**Stated exercise:** Each line that follows is to be retyped exactly.

Dataset entries:

______

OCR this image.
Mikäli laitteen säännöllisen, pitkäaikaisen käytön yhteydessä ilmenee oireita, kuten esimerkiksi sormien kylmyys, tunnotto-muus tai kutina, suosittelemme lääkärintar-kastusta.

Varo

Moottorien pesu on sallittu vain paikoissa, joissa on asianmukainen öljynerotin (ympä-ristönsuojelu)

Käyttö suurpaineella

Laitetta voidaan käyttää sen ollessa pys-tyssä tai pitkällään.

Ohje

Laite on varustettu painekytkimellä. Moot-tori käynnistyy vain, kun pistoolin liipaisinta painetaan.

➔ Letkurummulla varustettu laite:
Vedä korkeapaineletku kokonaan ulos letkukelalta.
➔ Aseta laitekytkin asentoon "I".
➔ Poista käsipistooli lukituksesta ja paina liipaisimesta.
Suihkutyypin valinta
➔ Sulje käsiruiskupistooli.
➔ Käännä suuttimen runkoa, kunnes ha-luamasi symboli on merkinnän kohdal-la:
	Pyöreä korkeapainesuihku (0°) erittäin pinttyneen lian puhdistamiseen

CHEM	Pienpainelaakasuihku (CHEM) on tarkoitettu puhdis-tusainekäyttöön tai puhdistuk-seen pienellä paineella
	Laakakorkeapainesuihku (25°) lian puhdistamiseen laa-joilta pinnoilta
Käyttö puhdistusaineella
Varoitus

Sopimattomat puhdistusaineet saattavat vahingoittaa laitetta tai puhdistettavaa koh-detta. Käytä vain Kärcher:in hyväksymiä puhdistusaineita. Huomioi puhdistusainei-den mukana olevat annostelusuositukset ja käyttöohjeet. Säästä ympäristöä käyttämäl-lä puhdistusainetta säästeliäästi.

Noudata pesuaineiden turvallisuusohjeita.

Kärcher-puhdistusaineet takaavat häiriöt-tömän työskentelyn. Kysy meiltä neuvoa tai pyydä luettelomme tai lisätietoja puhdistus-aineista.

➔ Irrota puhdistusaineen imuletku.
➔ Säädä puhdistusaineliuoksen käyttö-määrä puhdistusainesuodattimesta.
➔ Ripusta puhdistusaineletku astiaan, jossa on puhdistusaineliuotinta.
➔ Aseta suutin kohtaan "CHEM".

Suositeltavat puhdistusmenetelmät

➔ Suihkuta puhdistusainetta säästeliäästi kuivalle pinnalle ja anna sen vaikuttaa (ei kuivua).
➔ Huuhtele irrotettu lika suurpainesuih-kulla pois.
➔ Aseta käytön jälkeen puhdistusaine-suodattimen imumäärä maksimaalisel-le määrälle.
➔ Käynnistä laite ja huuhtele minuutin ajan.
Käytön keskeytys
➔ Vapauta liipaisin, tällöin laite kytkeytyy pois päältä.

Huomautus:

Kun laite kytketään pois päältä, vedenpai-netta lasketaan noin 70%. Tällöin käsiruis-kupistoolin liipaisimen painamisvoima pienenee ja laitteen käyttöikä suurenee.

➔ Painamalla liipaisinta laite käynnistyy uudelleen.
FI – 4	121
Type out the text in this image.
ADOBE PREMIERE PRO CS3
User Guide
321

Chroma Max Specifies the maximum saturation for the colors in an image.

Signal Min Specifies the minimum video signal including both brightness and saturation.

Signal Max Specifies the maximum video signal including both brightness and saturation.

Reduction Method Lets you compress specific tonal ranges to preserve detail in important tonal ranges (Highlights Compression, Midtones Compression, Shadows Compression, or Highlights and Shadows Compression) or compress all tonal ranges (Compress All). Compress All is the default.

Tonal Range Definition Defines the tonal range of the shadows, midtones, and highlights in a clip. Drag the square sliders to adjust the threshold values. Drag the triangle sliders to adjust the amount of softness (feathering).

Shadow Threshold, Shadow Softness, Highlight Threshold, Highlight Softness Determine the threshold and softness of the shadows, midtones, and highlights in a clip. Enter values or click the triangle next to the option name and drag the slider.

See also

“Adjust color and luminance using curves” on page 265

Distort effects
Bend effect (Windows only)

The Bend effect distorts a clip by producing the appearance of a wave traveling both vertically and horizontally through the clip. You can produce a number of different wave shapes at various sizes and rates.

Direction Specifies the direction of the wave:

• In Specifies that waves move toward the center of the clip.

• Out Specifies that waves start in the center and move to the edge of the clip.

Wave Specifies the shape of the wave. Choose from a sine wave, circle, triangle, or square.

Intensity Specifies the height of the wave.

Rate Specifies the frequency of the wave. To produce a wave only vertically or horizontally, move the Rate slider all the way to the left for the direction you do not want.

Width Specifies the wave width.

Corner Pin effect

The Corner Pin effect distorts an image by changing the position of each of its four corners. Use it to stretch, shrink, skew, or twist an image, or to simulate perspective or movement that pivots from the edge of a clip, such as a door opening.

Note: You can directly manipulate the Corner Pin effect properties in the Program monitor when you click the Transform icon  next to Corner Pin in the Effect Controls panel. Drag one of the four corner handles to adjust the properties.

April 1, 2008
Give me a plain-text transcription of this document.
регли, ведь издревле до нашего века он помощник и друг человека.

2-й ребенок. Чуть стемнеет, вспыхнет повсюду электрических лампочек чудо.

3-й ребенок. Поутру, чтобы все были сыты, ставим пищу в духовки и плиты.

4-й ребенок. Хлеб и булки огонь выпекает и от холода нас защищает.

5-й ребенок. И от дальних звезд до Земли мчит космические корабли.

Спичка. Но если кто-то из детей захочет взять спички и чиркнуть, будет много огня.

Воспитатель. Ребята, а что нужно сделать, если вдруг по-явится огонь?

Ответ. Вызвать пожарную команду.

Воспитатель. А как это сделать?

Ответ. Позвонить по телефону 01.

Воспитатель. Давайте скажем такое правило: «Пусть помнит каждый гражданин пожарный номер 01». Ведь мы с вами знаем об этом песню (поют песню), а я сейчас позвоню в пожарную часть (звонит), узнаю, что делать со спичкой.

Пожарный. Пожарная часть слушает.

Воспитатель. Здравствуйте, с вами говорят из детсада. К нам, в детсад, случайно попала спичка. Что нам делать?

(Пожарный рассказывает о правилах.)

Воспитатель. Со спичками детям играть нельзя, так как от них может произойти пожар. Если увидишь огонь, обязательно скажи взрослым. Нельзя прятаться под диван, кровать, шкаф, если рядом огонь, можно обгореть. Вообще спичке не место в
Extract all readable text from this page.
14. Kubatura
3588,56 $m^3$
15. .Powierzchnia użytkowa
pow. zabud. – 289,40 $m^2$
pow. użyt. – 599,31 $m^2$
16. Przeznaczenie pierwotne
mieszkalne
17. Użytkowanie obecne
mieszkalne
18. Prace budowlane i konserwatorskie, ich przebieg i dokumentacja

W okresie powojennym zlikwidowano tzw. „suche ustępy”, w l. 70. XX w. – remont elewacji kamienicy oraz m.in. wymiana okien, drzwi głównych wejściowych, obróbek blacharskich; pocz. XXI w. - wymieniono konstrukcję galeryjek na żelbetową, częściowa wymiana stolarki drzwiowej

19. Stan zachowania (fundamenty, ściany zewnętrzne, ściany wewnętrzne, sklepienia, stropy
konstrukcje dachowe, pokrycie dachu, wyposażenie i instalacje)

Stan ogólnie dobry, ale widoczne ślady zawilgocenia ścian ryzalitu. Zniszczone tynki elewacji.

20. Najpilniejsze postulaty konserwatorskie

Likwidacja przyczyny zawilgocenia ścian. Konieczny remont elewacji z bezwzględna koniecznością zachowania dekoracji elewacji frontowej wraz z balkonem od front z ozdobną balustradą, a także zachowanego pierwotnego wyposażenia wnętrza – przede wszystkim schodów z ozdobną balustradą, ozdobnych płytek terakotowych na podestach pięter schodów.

______

**Exercise result:**
OCR this image.
Mikäli laitteen säännöllisen, pitkäaikaisen käytön yhteydessä ilmenee oireita, kuten esimerkiksi sormien kylmyys, tunnotto-muus tai kutina, suosittelemme lääkärintar-kastusta.

Varo

Moottorien pesu on sallittu vain paikoissa, joissa on asianmukainen öljynerotin (ympä-ristönsuojelu)

Käyttö suurpaineella

Laitetta voidaan käyttää sen ollessa pys-tyssä tai pitkällään.

Ohje

Laite on varustettu painekytkimellä. Moot-tori käynnistyy vain, kun pistoolin liipaisinta painetaan.

➔ Letkurummulla varustettu laite:
Vedä korkeapaineletku kokonaan ulos letkukelalta.
➔ Aseta laitekytkin asentoon "I".
➔ Poista käsipistooli lukituksesta ja paina liipaisimesta.
Suihkutyypin valinta
➔ Sulje käsiruiskupistooli.
➔ Käännä suuttimen runkoa, kunnes ha-luamasi symboli on merkinnän kohdal-la:
	Pyöreä korkeapainesuihku (0°) erittäin pinttyneen lian puhdistamiseen

CHEM	Pienpainelaakasuihku (CHEM) on tarkoitettu puhdis-tusainekäyttöön tai puhdistuk-seen pienellä paineella
	Laakakorkeapainesuihku (25°) lian puhdistamiseen laa-joilta pinnoilta
Käyttö puhdistusaineella
Varoitus

Sopimattomat puhdistusaineet saattavat vahingoittaa laitetta tai puhdistettavaa koh-detta. Käytä vain Kärcher:in hyväksymiä puhdistusaineita. Huomioi puhdistusainei-den mukana olevat annostelusuositukset ja käyttöohjeet. Säästä ympäristöä käyttämäl-lä puhdistusainetta säästeliäästi.

Noudata pesuaineiden turvallisuusohjeita.

Kärcher-puhdistusaineet takaavat häiriöt-tömän työskentelyn. Kysy meiltä neuvoa tai pyydä luettelomme tai lisätietoja puhdistus-aineista.

➔ Irrota puhdistusaineen imuletku.
➔ Säädä puhdistusaineliuoksen käyttö-määrä puhdistusainesuodattimesta.
➔ Ripusta puhdistusaineletku astiaan, jossa on puhdistusaineliuotinta.
➔ Aseta suutin kohtaan "CHEM".

Suositeltavat puhdistusmenetelmät

➔ Suihkuta puhdistusainetta säästeliäästi kuivalle pinnalle ja anna sen vaikuttaa (ei kuivua).
➔ Huuhtele irrotettu lika suurpainesuih-kulla pois.
➔ Aseta käytön jälkeen puhdistusaine-suodattimen imumäärä maksimaalisel-le määrälle.
➔ Käynnistä laite ja huuhtele minuutin ajan.
Käytön keskeytys
➔ Vapauta liipaisin, tällöin laite kytkeytyy pois päältä.

Huomautus:

Kun laite kytketään pois päältä, vedenpai-netta lasketaan noin 70%. Tällöin käsiruis-kupistoolin liipaisimen painamisvoima pienenee ja laitteen käyttöikä suurenee.

➔ Painamalla liipaisinta laite käynnistyy uudelleen.
FI – 4	121
Type out the text in this image.
ADOBE PREMIERE PRO CS3
User Guide
321

Chroma Max Specifies the maximum saturation for the colors in an image.

Signal Min Specifies the minimum video signal including both brightness and saturation.

Signal Max Specifies the maximum video signal including both brightness and saturation.

Reduction Method Lets you compress specific tonal ranges to preserve detail in important tonal ranges (Highlights Compression, Midtones Compression, Shadows Compression, or Highlights and Shadows Compression) or compress all tonal ranges (Compress All). Compress All is the default.

Tonal Range Definition Defines the tonal range of the shadows, midtones, and highlights in a clip. Drag the square sliders to adjust the threshold values. Drag the triangle sliders to adjust the amount of softness (feathering).

Shadow Threshold, Shadow Softness, Highlight Threshold, Highlight Softness Determine the threshold and softness of the shadows, midtones, and highlights in a clip. Enter values or click the triangle next to the option name and drag the slider.

See also

“Adjust color and luminance using curves” on page 265

Distort effects
Bend effect (Windows only)

The Bend effect distorts a clip by producing the appearance of a wave traveling both vertically and horizontally through the clip. You can produce a number of different wave shapes at various sizes and rates.

Direction Specifies the direction of the wave:

• In Specifies that waves move toward the center of the clip.

• Out Specifies that waves start in the center and move to the edge of the clip.

Wave Specifies the shape of the wave. Choose from a sine wave, circle, triangle, or square.

Intensity Specifies the height of the wave.

Rate Specifies the frequency of the wave. To produce a wave only vertically or horizontally, move the Rate slider all the way to the left for the direction you do not want.

Width Specifies the wave width.

Corner Pin effect

The Corner Pin effect distorts an image by changing the position of each of its four corners. Use it to stretch, shrink, skew, or twist an image, or to simulate perspective or movement that pivots from the edge of a clip, such as a door opening.

Note: You can directly manipulate the Corner Pin effect properties in the Program monitor when you click the Transform icon  next to Corner Pin in the Effect Controls panel. Drag one of the four corner handles to adjust the properties.

April 1, 2008
Give me a plain-text transcription of this document.
регли, ведь издревле до нашего века он помощник и друг человека.

2-й ребенок. Чуть стемнеет, вспыхнет повсюду электрических лампочек чудо.

3-й ребенок. Поутру, чтобы все были сыты, ставим пищу в духовки и плиты.

4-й ребенок. Хлеб и булки огонь выпекает и от холода нас защищает.

5-й ребенок. И от дальних звезд до Земли мчит космические корабли.

Спичка. Но если кто-то из детей захочет взять спички и чиркнуть, будет много огня.

Воспитатель. Ребята, а что нужно сделать, если вдруг по-явится огонь?

Ответ. Вызвать пожарную команду.

Воспитатель. А как это сделать?

Ответ. Позвонить по телефону 01.

Воспитатель. Давайте скажем такое правило: «Пусть помнит каждый гражданин пожарный номер 01». Ведь мы с вами знаем об этом песню (поют песню), а я сейчас позвоню в пожарную часть (звонит), узнаю, что делать со спичкой.

Пожарный. Пожарная часть слушает.

Воспитатель. Здравствуйте, с вами говорят из детсада. К нам, в детсад, случайно попала спичка. Что нам делать?

(Пожарный рассказывает о правилах.)

Воспитатель. Со спичками детям играть нельзя, так как от них может произойти пожар. Если увидишь огонь, обязательно скажи взрослым. Нельзя прятаться под диван, кровать, шкаф, если рядом огонь, можно обгореть. Вообще спичке не место в
Extract all readable text from this page.
14. Kubatura
3588,56 $m^3$
15. .Powierzchnia użytkowa
pow. zabud. – 289,40 $m^2$
pow. użyt. – 599,31 $m^2$
16. Przeznaczenie pierwotne
mieszkalne
17. Użytkowanie obecne
mieszkalne
18. Prace budowlane i konserwatorskie, ich przebieg i dokumentacja

W okresie powojennym zlikwidowano tzw. „suche ustępy”, w l. 70. XX w. – remont elewacji kamienicy oraz m.in. wymiana okien, drzwi głównych wejściowych, obróbek blacharskich; pocz. XXI w. - wymieniono konstrukcję galeryjek na żelbetową, częściowa wymiana stolarki drzwiowej

19. Stan zachowania (fundamenty, ściany zewnętrzne, ściany wewnętrzne, sklepienia, stropy
konstrukcje dachowe, pokrycie dachu, wyposażenie i instalacje)

Stan ogólnie dobry, ale widoczne ślady zawilgocenia ścian ryzalitu. Zniszczone tynki elewacji.

20. Najpilniejsze postulaty konserwatorskie

Likwidacja przyczyny zawilgocenia ścian. Konieczny remont elewacji z bezwzględna koniecznością zachowania dekoracji elewacji frontowej wraz z balkonem od front z ozdobną balustradą, a także zachowanego pierwotnego wyposażenia wnętrza – przede wszystkim schodów z ozdobną balustradą, ozdobnych płytek terakotowych na podestach pięter schodów.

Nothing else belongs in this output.